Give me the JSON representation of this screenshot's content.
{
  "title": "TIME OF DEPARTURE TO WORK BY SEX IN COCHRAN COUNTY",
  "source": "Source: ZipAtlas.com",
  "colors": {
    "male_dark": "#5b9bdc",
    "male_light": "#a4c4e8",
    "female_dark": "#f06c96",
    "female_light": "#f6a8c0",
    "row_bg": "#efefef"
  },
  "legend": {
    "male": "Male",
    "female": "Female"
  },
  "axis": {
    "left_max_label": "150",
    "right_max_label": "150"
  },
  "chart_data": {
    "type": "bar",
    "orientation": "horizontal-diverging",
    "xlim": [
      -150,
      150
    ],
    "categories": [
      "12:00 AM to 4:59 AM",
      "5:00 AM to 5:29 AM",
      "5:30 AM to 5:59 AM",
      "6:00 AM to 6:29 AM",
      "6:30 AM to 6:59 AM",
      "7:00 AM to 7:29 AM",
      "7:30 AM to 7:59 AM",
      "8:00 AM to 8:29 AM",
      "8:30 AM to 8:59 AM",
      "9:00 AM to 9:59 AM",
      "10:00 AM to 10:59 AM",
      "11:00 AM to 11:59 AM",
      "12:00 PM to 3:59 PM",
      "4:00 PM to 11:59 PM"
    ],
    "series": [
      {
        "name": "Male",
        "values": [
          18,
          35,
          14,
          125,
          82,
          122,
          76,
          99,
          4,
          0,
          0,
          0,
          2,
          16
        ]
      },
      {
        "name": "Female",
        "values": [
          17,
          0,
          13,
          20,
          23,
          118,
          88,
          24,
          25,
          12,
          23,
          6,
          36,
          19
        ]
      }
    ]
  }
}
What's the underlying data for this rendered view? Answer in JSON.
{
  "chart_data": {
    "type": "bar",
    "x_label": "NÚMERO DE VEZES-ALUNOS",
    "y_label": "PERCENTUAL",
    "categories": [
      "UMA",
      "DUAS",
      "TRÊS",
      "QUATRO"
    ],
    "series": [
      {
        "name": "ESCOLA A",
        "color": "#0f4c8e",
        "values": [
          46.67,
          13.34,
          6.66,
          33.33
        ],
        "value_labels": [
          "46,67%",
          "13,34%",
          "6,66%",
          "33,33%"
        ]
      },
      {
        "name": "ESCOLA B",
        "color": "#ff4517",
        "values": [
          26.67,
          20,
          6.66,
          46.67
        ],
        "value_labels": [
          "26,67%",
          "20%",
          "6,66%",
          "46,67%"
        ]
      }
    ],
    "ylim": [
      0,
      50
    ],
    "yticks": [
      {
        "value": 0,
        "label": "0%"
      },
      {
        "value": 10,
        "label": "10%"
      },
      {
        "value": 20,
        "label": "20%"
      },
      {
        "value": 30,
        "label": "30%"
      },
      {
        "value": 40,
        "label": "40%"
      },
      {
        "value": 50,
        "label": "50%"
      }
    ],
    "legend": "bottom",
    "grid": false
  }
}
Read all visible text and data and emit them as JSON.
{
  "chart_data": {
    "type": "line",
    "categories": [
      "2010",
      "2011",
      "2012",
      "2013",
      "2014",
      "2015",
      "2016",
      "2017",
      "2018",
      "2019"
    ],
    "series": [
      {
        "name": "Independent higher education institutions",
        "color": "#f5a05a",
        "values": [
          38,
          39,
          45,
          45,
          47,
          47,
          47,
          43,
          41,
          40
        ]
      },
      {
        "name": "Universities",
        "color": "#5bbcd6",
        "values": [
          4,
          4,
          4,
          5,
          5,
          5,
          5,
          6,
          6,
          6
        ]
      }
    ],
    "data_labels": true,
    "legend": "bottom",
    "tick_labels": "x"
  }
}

********************

> **What the task requires**
Repeat every entry exactly, please.

> **Problem solution**
Give me the JSON representation of this screenshot's content.
{
  "title": "TIME OF DEPARTURE TO WORK BY SEX IN COCHRAN COUNTY",
  "source": "Source: ZipAtlas.com",
  "colors": {
    "male_dark": "#5b9bdc",
    "male_light": "#a4c4e8",
    "female_dark": "#f06c96",
    "female_light": "#f6a8c0",
    "row_bg": "#efefef"
  },
  "legend": {
    "male": "Male",
    "female": "Female"
  },
  "axis": {
    "left_max_label": "150",
    "right_max_label": "150"
  },
  "chart_data": {
    "type": "bar",
    "orientation": "horizontal-diverging",
    "xlim": [
      -150,
      150
    ],
    "categories": [
      "12:00 AM to 4:59 AM",
      "5:00 AM to 5:29 AM",
      "5:30 AM to 5:59 AM",
      "6:00 AM to 6:29 AM",
      "6:30 AM to 6:59 AM",
      "7:00 AM to 7:29 AM",
      "7:30 AM to 7:59 AM",
      "8:00 AM to 8:29 AM",
      "8:30 AM to 8:59 AM",
      "9:00 AM to 9:59 AM",
      "10:00 AM to 10:59 AM",
      "11:00 AM to 11:59 AM",
      "12:00 PM to 3:59 PM",
      "4:00 PM to 11:59 PM"
    ],
    "series": [
      {
        "name": "Male",
        "values": [
          18,
          35,
          14,
          125,
          82,
          122,
          76,
          99,
          4,
          0,
          0,
          0,
          2,
          16
        ]
      },
      {
        "name": "Female",
        "values": [
          17,
          0,
          13,
          20,
          23,
          118,
          88,
          24,
          25,
          12,
          23,
          6,
          36,
          19
        ]
      }
    ]
  }
}
What's the underlying data for this rendered view? Answer in JSON.
{
  "chart_data": {
    "type": "bar",
    "x_label": "NÚMERO DE VEZES-ALUNOS",
    "y_label": "PERCENTUAL",
    "categories": [
      "UMA",
      "DUAS",
      "TRÊS",
      "QUATRO"
    ],
    "series": [
      {
        "name": "ESCOLA A",
        "color": "#0f4c8e",
        "values": [
          46.67,
          13.34,
          6.66,
          33.33
        ],
        "value_labels": [
          "46,67%",
          "13,34%",
          "6,66%",
          "33,33%"
        ]
      },
      {
        "name": "ESCOLA B",
        "color": "#ff4517",
        "values": [
          26.67,
          20,
          6.66,
          46.67
        ],
        "value_labels": [
          "26,67%",
          "20%",
          "6,66%",
          "46,67%"
        ]
      }
    ],
    "ylim": [
      0,
      50
    ],
    "yticks": [
      {
        "value": 0,
        "label": "0%"
      },
      {
        "value": 10,
        "label": "10%"
      },
      {
        "value": 20,
        "label": "20%"
      },
      {
        "value": 30,
        "label": "30%"
      },
      {
        "value": 40,
        "label": "40%"
      },
      {
        "value": 50,
        "label": "50%"
      }
    ],
    "legend": "bottom",
    "grid": false
  }
}
Read all visible text and data and emit them as JSON.
{
  "chart_data": {
    "type": "line",
    "categories": [
      "2010",
      "2011",
      "2012",
      "2013",
      "2014",
      "2015",
      "2016",
      "2017",
      "2018",
      "2019"
    ],
    "series": [
      {
        "name": "Independent higher education institutions",
        "color": "#f5a05a",
        "values": [
          38,
          39,
          45,
          45,
          47,
          47,
          47,
          43,
          41,
          40
        ]
      },
      {
        "name": "Universities",
        "color": "#5bbcd6",
        "values": [
          4,
          4,
          4,
          5,
          5,
          5,
          5,
          6,
          6,
          6
        ]
      }
    ],
    "data_labels": true,
    "legend": "bottom",
    "tick_labels": "x"
  }
}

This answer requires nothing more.